* **Exercise prompt**: Return every line below in which "long" appears.

──────────

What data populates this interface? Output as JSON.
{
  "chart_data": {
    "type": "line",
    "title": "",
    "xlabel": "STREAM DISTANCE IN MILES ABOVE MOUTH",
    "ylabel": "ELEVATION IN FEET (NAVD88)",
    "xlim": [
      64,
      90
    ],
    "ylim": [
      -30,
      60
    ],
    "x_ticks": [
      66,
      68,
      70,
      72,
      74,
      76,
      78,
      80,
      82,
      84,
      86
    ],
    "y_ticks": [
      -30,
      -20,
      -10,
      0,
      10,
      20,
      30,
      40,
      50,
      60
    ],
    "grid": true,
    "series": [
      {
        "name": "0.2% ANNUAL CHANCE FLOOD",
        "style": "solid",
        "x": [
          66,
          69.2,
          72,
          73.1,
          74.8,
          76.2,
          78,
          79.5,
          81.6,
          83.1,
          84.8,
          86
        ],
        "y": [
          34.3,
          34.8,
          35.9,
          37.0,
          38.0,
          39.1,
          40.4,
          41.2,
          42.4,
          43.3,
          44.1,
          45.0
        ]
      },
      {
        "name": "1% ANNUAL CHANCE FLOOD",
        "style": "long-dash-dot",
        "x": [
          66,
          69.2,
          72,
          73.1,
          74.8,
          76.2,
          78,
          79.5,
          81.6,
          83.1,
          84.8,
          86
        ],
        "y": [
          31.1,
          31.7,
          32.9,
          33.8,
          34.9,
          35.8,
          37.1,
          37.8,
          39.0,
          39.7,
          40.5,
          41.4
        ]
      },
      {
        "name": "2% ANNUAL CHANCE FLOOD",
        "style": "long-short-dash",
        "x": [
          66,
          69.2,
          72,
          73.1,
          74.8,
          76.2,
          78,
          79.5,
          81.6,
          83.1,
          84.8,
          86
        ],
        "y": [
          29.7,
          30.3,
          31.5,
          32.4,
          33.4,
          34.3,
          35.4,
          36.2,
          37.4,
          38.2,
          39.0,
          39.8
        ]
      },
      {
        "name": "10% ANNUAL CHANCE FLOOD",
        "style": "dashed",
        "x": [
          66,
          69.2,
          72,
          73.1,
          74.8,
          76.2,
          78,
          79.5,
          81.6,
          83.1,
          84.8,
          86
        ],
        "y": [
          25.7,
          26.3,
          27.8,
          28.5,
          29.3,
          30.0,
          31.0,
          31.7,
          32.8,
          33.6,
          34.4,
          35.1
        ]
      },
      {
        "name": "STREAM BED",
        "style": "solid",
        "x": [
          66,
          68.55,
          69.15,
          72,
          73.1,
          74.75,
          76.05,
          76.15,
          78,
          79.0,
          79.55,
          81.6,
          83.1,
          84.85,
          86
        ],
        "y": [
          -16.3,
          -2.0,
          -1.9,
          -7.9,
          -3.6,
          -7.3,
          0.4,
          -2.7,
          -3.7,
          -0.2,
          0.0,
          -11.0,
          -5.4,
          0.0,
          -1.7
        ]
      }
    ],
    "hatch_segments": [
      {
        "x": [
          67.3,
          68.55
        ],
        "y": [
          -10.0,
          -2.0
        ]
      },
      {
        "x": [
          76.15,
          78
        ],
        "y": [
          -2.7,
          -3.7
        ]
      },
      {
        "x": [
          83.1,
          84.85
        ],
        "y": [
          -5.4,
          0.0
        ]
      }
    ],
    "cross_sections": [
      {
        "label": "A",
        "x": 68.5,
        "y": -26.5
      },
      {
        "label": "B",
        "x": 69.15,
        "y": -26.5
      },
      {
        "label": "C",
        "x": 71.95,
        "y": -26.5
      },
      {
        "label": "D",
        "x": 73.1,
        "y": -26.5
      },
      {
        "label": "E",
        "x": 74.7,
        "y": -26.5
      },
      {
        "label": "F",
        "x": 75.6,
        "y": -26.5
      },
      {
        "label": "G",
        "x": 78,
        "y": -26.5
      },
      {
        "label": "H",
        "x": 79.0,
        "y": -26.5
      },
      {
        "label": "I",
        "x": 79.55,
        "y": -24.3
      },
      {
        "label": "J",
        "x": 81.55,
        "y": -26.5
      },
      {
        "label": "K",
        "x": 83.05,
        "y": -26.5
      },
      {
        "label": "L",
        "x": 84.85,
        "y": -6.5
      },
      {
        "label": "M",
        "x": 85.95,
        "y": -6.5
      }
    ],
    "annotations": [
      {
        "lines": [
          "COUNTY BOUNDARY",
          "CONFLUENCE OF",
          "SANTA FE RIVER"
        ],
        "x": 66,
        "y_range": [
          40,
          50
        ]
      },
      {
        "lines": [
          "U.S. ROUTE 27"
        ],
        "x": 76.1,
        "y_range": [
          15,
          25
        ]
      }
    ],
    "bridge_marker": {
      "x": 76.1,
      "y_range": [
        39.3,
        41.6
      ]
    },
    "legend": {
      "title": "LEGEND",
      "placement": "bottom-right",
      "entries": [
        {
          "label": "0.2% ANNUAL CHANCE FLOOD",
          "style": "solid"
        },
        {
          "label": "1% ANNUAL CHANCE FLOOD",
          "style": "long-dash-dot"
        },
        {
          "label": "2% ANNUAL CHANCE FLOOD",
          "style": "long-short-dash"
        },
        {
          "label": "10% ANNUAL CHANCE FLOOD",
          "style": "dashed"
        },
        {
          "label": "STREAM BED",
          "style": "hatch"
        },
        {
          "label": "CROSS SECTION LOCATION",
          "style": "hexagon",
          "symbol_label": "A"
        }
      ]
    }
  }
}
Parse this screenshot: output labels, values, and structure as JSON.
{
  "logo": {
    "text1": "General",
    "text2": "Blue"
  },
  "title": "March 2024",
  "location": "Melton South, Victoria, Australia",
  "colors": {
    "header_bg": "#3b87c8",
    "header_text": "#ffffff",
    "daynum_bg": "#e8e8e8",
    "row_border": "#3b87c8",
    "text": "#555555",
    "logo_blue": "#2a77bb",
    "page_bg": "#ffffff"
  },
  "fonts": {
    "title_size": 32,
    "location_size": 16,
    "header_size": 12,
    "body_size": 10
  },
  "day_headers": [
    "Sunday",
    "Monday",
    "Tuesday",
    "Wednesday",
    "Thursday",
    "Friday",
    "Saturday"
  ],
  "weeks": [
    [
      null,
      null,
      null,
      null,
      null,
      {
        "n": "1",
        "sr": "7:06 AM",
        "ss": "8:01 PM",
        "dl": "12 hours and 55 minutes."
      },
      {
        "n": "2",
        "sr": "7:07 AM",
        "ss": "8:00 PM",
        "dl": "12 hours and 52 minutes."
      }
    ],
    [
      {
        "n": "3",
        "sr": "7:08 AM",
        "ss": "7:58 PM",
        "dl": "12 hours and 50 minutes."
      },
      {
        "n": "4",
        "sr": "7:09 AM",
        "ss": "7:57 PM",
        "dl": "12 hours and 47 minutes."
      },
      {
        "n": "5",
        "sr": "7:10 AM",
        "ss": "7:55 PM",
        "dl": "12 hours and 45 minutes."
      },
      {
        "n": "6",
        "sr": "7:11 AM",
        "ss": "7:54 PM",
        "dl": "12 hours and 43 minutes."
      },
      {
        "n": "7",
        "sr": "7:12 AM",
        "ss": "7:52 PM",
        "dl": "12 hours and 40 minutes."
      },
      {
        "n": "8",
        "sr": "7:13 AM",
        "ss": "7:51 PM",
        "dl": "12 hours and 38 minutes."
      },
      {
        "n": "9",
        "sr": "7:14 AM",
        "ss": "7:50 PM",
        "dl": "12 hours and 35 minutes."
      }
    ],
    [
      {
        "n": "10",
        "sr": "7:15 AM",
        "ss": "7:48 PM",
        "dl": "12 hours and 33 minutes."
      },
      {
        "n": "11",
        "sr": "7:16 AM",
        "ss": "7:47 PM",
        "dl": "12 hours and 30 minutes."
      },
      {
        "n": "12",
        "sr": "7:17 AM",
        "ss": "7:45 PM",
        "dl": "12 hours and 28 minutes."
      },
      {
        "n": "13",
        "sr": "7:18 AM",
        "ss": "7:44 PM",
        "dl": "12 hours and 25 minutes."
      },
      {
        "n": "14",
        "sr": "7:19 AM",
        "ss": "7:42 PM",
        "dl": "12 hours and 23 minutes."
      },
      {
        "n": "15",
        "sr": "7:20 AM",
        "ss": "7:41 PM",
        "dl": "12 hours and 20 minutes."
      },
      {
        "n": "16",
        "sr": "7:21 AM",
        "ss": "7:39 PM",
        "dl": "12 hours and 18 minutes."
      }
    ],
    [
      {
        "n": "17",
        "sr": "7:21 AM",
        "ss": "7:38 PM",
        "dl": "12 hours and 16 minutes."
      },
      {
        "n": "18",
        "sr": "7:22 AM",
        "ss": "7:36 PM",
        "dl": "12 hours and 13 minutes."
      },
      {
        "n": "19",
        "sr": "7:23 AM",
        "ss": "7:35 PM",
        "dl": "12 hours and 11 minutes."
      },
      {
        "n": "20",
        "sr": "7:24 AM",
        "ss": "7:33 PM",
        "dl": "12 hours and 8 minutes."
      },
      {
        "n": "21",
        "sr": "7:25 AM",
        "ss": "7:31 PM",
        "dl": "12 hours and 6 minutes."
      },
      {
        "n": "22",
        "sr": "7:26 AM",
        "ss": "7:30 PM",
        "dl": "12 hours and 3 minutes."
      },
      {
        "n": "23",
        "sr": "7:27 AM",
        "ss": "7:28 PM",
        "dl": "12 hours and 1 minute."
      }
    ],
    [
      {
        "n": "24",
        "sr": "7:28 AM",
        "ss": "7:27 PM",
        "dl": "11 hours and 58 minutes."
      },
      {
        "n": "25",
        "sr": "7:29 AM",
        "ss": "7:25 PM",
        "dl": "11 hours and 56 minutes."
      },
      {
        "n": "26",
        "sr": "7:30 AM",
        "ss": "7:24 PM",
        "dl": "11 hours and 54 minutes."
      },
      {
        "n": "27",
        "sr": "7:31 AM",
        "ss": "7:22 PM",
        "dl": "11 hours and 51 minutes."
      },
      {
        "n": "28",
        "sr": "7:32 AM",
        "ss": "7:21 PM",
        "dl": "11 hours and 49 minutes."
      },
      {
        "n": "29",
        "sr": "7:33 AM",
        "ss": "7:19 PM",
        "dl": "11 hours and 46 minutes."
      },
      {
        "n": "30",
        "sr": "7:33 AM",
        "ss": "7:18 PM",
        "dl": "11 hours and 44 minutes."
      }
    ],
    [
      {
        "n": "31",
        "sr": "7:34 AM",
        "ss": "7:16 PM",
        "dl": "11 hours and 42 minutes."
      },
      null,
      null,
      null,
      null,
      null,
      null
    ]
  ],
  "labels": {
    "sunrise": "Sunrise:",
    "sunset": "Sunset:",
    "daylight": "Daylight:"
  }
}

──────────

* **Solved problem**:
        "style": "long-dash-dot",
        "style": "long-short-dash",
          "style": "long-dash-dot"
          "style": "long-short-dash"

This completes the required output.